MATERIALS PROVIDED start
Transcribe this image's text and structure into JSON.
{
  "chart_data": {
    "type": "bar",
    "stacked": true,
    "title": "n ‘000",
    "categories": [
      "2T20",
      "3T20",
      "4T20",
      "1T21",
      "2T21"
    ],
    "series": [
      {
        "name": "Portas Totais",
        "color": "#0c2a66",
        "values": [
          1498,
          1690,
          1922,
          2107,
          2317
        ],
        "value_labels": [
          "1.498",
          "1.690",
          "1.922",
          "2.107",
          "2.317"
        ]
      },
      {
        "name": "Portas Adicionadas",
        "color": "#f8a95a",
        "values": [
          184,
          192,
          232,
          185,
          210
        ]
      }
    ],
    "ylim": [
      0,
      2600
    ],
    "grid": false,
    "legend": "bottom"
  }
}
MATERIALS PROVIDED end
Return the listing above in full, character for character.

TASK ANSWER>
Transcribe this image's text and structure into JSON.
{
  "chart_data": {
    "type": "bar",
    "stacked": true,
    "title": "n ‘000",
    "categories": [
      "2T20",
      "3T20",
      "4T20",
      "1T21",
      "2T21"
    ],
    "series": [
      {
        "name": "Portas Totais",
        "color": "#0c2a66",
        "values": [
          1498,
          1690,
          1922,
          2107,
          2317
        ],
        "value_labels": [
          "1.498",
          "1.690",
          "1.922",
          "2.107",
          "2.317"
        ]
      },
      {
        "name": "Portas Adicionadas",
        "color": "#f8a95a",
        "values": [
          184,
          192,
          232,
          185,
          210
        ]
      }
    ],
    "ylim": [
      0,
      2600
    ],
    "grid": false,
    "legend": "bottom"
  }
}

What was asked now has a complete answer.